| What this task involves |
Each record that follows should be repeated exactly, minus any images.

===== Input records =====

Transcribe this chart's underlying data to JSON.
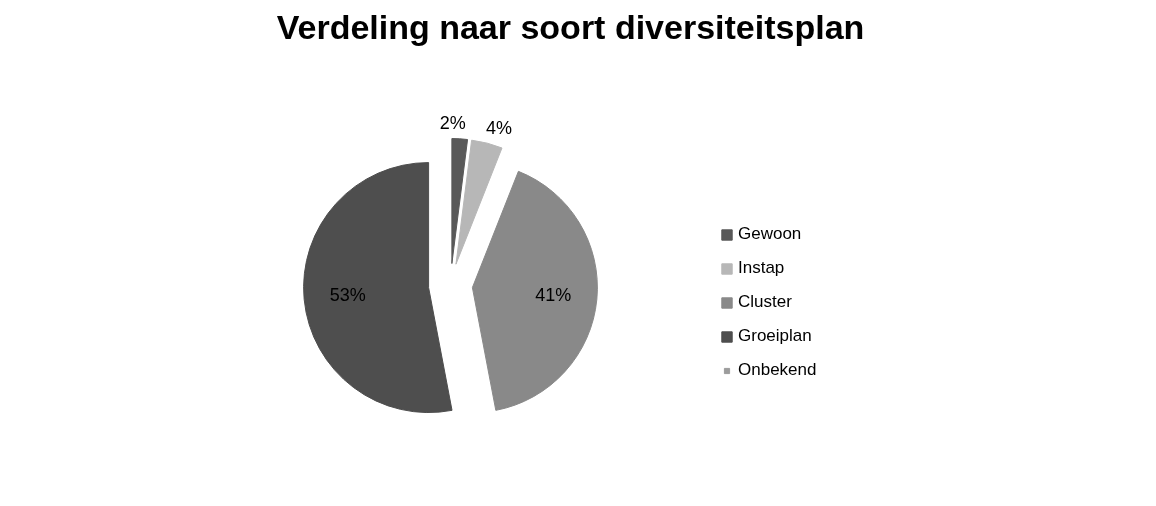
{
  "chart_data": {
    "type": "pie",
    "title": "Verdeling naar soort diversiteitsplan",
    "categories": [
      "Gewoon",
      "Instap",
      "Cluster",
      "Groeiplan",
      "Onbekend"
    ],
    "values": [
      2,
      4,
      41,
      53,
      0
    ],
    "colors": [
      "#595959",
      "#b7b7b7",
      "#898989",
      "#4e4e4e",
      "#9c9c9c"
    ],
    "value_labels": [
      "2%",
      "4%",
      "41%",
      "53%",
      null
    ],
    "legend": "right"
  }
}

=====

| Task solution |
Transcribe this chart's underlying data to JSON.
{
  "chart_data": {
    "type": "pie",
    "title": "Verdeling naar soort diversiteitsplan",
    "categories": [
      "Gewoon",
      "Instap",
      "Cluster",
      "Groeiplan",
      "Onbekend"
    ],
    "values": [
      2,
      4,
      41,
      53,
      0
    ],
    "colors": [
      "#595959",
      "#b7b7b7",
      "#898989",
      "#4e4e4e",
      "#9c9c9c"
    ],
    "value_labels": [
      "2%",
      "4%",
      "41%",
      "53%",
      null
    ],
    "legend": "right"
  }
}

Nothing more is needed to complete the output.